Everything in the data should be repeated exactly, save for the images.

— Start EXTRACTED ENTRIES —

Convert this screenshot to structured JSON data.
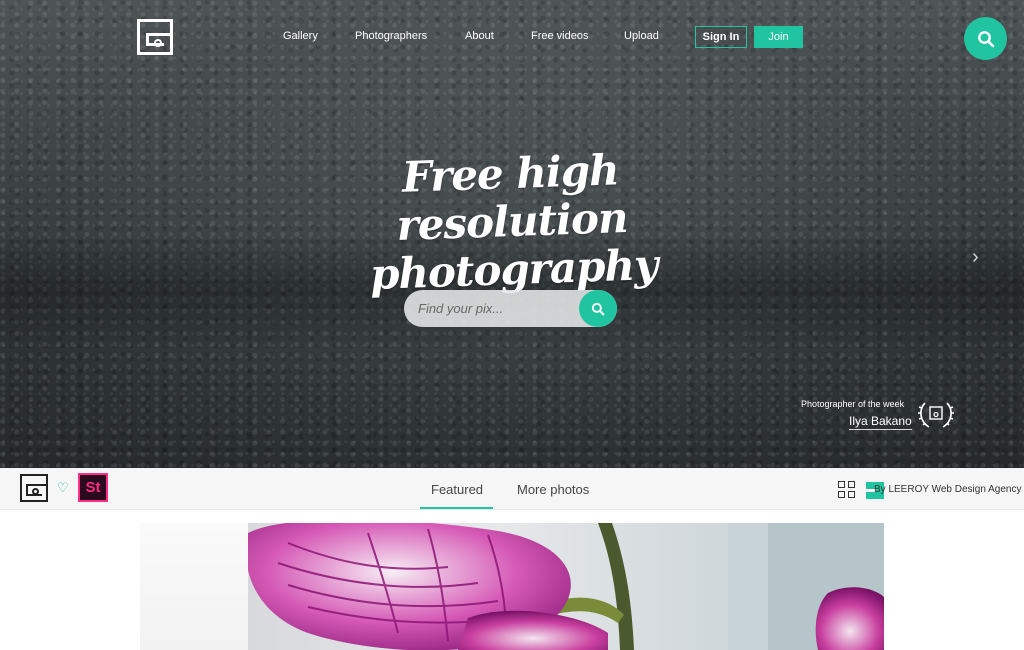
{
  "nav": {
    "items": [
      "Gallery",
      "Photographers",
      "About",
      "Free videos",
      "Upload"
    ],
    "signin_label": "Sign In",
    "join_label": "Join",
    "search_icon": "search-icon"
  },
  "hero": {
    "headline_line1": "Free high resolution",
    "headline_line2": "photography",
    "search_placeholder": "Find your pix...",
    "next_arrow": "›"
  },
  "photographer_of_week": {
    "label": "Photographer of the week",
    "name": "Ilya Bakano"
  },
  "subbar": {
    "st_label": "St",
    "tabs": [
      "Featured",
      "More photos"
    ],
    "active_tab": "Featured",
    "agency_text": "By LEEROY Web Design Agency"
  },
  "colors": {
    "accent": "#21c4a0",
    "adobe_stock": "#ff2d83"
  }
}
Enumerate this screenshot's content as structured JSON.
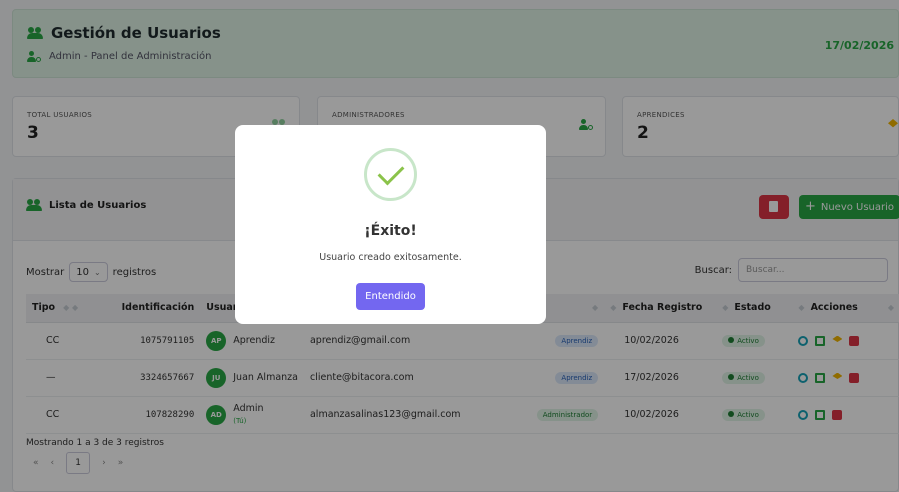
{
  "header": {
    "title": "Gestión de Usuarios",
    "subtitle": "Admin - Panel de Administración",
    "date": "17/02/2026"
  },
  "stats": [
    {
      "label": "TOTAL USUARIOS",
      "value": "3",
      "icon": "users-icon",
      "color": "#28a745"
    },
    {
      "label": "ADMINISTRADORES",
      "value": "",
      "icon": "user-cog-icon",
      "color": "#28a745"
    },
    {
      "label": "APRENDICES",
      "value": "2",
      "icon": "graduation-icon",
      "color": "#f0b400"
    }
  ],
  "list": {
    "title": "Lista de Usuarios",
    "new_button": "Nuevo Usuario",
    "show_label": "Mostrar",
    "page_size": "10",
    "records_label": "registros",
    "search_label": "Buscar:",
    "search_placeholder": "Buscar..."
  },
  "table": {
    "headers": [
      "Tipo",
      "Identificación",
      "Usuario",
      "",
      "",
      "Fecha Registro",
      "Estado",
      "Acciones"
    ],
    "rows": [
      {
        "tipo": "CC",
        "id": "1075791105",
        "avatar": "AP",
        "name": "Aprendiz",
        "you": "",
        "email": "aprendiz@gmail.com",
        "role": "Aprendiz",
        "role_type": "aprendiz",
        "date": "10/02/2026",
        "estado": "Activo"
      },
      {
        "tipo": "—",
        "id": "3324657667",
        "avatar": "JU",
        "name": "Juan Almanza",
        "you": "",
        "email": "cliente@bitacora.com",
        "role": "Aprendiz",
        "role_type": "aprendiz",
        "date": "17/02/2026",
        "estado": "Activo"
      },
      {
        "tipo": "CC",
        "id": "107828290",
        "avatar": "AD",
        "name": "Admin",
        "you": "(Tú)",
        "email": "almanzasalinas123@gmail.com",
        "role": "Administrador",
        "role_type": "admin",
        "date": "10/02/2026",
        "estado": "Activo"
      }
    ]
  },
  "footer": {
    "info": "Mostrando 1 a 3 de 3 registros",
    "first": "«",
    "prev": "‹",
    "current_page": "1",
    "next": "›",
    "last": "»"
  },
  "modal": {
    "title": "¡Éxito!",
    "message": "Usuario creado exitosamente.",
    "button": "Entendido",
    "icon": "check-circle-icon"
  }
}
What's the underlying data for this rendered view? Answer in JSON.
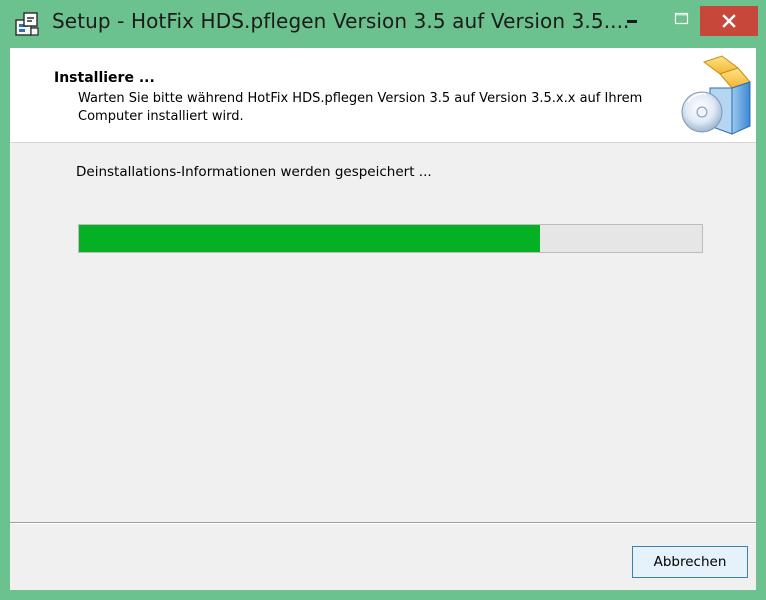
{
  "window": {
    "title": "Setup - HotFix HDS.pflegen Version 3.5 auf Version 3.5....",
    "frame_color": "#6cc28e",
    "close_button_color": "#c7473a"
  },
  "controls": {
    "minimize_icon": "minimize-icon",
    "maximize_icon": "maximize-icon",
    "close_icon": "close-icon"
  },
  "header": {
    "title": "Installiere ...",
    "description": "Warten Sie bitte während HotFix HDS.pflegen Version 3.5 auf Version 3.5.x.x auf Ihrem Computer installiert wird.",
    "graphic_icon": "setup-box-cd-icon"
  },
  "status": {
    "text": "Deinstallations-Informationen werden gespeichert ..."
  },
  "progress": {
    "value_percent": 74,
    "fill_color": "#06b025"
  },
  "buttons": {
    "cancel_label": "Abbrechen"
  }
}
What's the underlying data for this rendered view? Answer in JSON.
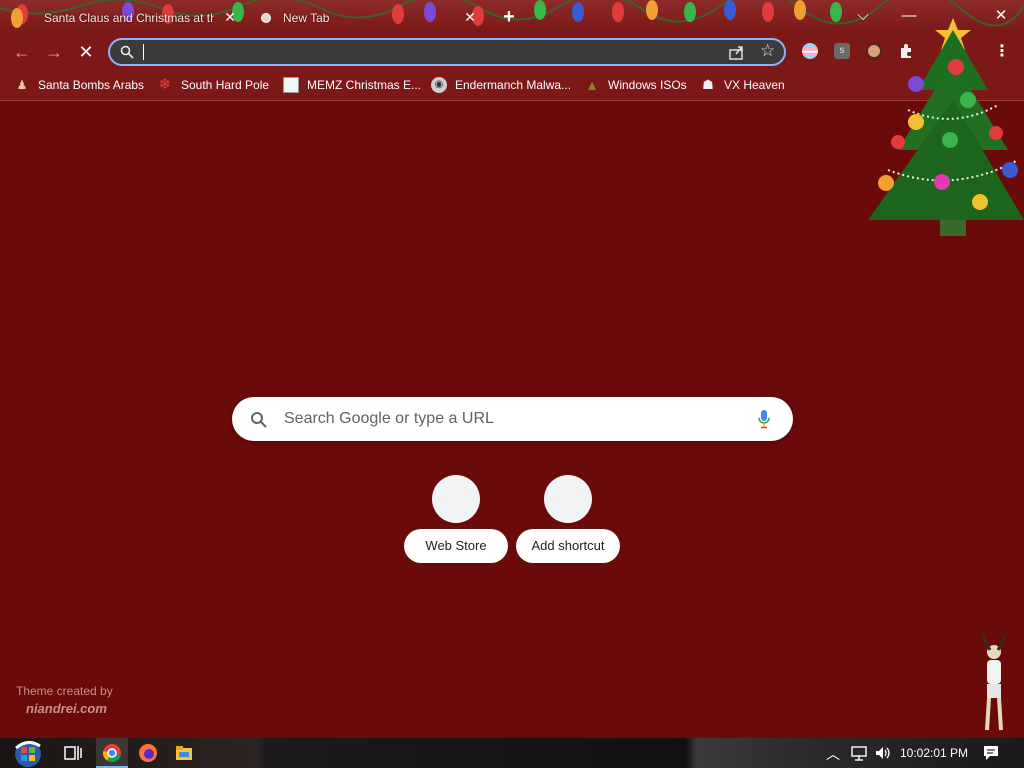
{
  "tabs": [
    {
      "title": "Santa Claus and Christmas at the",
      "active": false
    },
    {
      "title": "New Tab",
      "active": true
    }
  ],
  "tab_close_glyph": "✕",
  "new_tab_glyph": "+",
  "window_controls": {
    "dropdown": "⌵",
    "minimize": "—",
    "close": "✕"
  },
  "toolbar": {
    "back": "←",
    "forward": "→",
    "stop": "✕",
    "omnibox_value": "",
    "star": "☆"
  },
  "bookmarks": [
    {
      "label": "Santa Bombs Arabs",
      "icon": "santa-icon"
    },
    {
      "label": "South Hard Pole",
      "icon": "snowflake-icon"
    },
    {
      "label": "MEMZ Christmas E...",
      "icon": "page-icon"
    },
    {
      "label": "Endermanch Malwa...",
      "icon": "creature-icon"
    },
    {
      "label": "Windows ISOs",
      "icon": "tree-icon"
    },
    {
      "label": "VX Heaven",
      "icon": "vx-icon"
    }
  ],
  "search": {
    "placeholder": "Search Google or type a URL"
  },
  "shortcuts": [
    {
      "label": "Web Store"
    },
    {
      "label": "Add shortcut"
    }
  ],
  "theme_credit": {
    "line1": "Theme created by",
    "line2": "niandrei.com"
  },
  "taskbar": {
    "clock": "10:02:01 PM"
  },
  "colors": {
    "page_bg": "#6b0a0a",
    "toolbar_bg": "#7c1818",
    "focus_ring": "#8ab4f8"
  }
}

— End EXTRACTED ENTRIES —

*TASK RESPONSE*
Convert this screenshot to structured JSON data.
{
  "nav": {
    "items": [
      "Gallery",
      "Photographers",
      "About",
      "Free videos",
      "Upload"
    ],
    "signin_label": "Sign In",
    "join_label": "Join",
    "search_icon": "search-icon"
  },
  "hero": {
    "headline_line1": "Free high resolution",
    "headline_line2": "photography",
    "search_placeholder": "Find your pix...",
    "next_arrow": "›"
  },
  "photographer_of_week": {
    "label": "Photographer of the week",
    "name": "Ilya Bakano"
  },
  "subbar": {
    "st_label": "St",
    "tabs": [
      "Featured",
      "More photos"
    ],
    "active_tab": "Featured",
    "agency_text": "By LEEROY Web Design Agency"
  },
  "colors": {
    "accent": "#21c4a0",
    "adobe_stock": "#ff2d83"
  }
}
Enumerate this screenshot's content as structured JSON.
{
  "header": {
    "title": "Gestión de Usuarios",
    "subtitle": "Admin - Panel de Administración",
    "date": "17/02/2026"
  },
  "stats": [
    {
      "label": "TOTAL USUARIOS",
      "value": "3",
      "icon": "users-icon",
      "color": "#28a745"
    },
    {
      "label": "ADMINISTRADORES",
      "value": "",
      "icon": "user-cog-icon",
      "color": "#28a745"
    },
    {
      "label": "APRENDICES",
      "value": "2",
      "icon": "graduation-icon",
      "color": "#f0b400"
    }
  ],
  "list": {
    "title": "Lista de Usuarios",
    "new_button": "Nuevo Usuario",
    "show_label": "Mostrar",
    "page_size": "10",
    "records_label": "registros",
    "search_label": "Buscar:",
    "search_placeholder": "Buscar..."
  },
  "table": {
    "headers": [
      "Tipo",
      "Identificación",
      "Usuario",
      "",
      "",
      "Fecha Registro",
      "Estado",
      "Acciones"
    ],
    "rows": [
      {
        "tipo": "CC",
        "id": "1075791105",
        "avatar": "AP",
        "name": "Aprendiz",
        "you": "",
        "email": "aprendiz@gmail.com",
        "role": "Aprendiz",
        "role_type": "aprendiz",
        "date": "10/02/2026",
        "estado": "Activo"
      },
      {
        "tipo": "—",
        "id": "3324657667",
        "avatar": "JU",
        "name": "Juan Almanza",
        "you": "",
        "email": "cliente@bitacora.com",
        "role": "Aprendiz",
        "role_type": "aprendiz",
        "date": "17/02/2026",
        "estado": "Activo"
      },
      {
        "tipo": "CC",
        "id": "107828290",
        "avatar": "AD",
        "name": "Admin",
        "you": "(Tú)",
        "email": "almanzasalinas123@gmail.com",
        "role": "Administrador",
        "role_type": "admin",
        "date": "10/02/2026",
        "estado": "Activo"
      }
    ]
  },
  "footer": {
    "info": "Mostrando 1 a 3 de 3 registros",
    "first": "«",
    "prev": "‹",
    "current_page": "1",
    "next": "›",
    "last": "»"
  },
  "modal": {
    "title": "¡Éxito!",
    "message": "Usuario creado exitosamente.",
    "button": "Entendido",
    "icon": "check-circle-icon"
  }
}
What's the underlying data for this rendered view? Answer in JSON.
{
  "window": {
    "title": "Setup - HotFix HDS.pflegen Version 3.5 auf Version 3.5....",
    "frame_color": "#6cc28e",
    "close_button_color": "#c7473a"
  },
  "controls": {
    "minimize_icon": "minimize-icon",
    "maximize_icon": "maximize-icon",
    "close_icon": "close-icon"
  },
  "header": {
    "title": "Installiere ...",
    "description": "Warten Sie bitte während HotFix HDS.pflegen Version 3.5 auf Version 3.5.x.x auf Ihrem Computer installiert wird.",
    "graphic_icon": "setup-box-cd-icon"
  },
  "status": {
    "text": "Deinstallations-Informationen werden gespeichert ..."
  },
  "progress": {
    "value_percent": 74,
    "fill_color": "#06b025"
  },
  "buttons": {
    "cancel_label": "Abbrechen"
  }
}
What's the underlying data for this rendered view? Answer in JSON.
{
  "tabs": [
    {
      "title": "Santa Claus and Christmas at the",
      "active": false
    },
    {
      "title": "New Tab",
      "active": true
    }
  ],
  "tab_close_glyph": "✕",
  "new_tab_glyph": "+",
  "window_controls": {
    "dropdown": "⌵",
    "minimize": "—",
    "close": "✕"
  },
  "toolbar": {
    "back": "←",
    "forward": "→",
    "stop": "✕",
    "omnibox_value": "",
    "star": "☆"
  },
  "bookmarks": [
    {
      "label": "Santa Bombs Arabs",
      "icon": "santa-icon"
    },
    {
      "label": "South Hard Pole",
      "icon": "snowflake-icon"
    },
    {
      "label": "MEMZ Christmas E...",
      "icon": "page-icon"
    },
    {
      "label": "Endermanch Malwa...",
      "icon": "creature-icon"
    },
    {
      "label": "Windows ISOs",
      "icon": "tree-icon"
    },
    {
      "label": "VX Heaven",
      "icon": "vx-icon"
    }
  ],
  "search": {
    "placeholder": "Search Google or type a URL"
  },
  "shortcuts": [
    {
      "label": "Web Store"
    },
    {
      "label": "Add shortcut"
    }
  ],
  "theme_credit": {
    "line1": "Theme created by",
    "line2": "niandrei.com"
  },
  "taskbar": {
    "clock": "10:02:01 PM"
  },
  "colors": {
    "page_bg": "#6b0a0a",
    "toolbar_bg": "#7c1818",
    "focus_ring": "#8ab4f8"
  }
}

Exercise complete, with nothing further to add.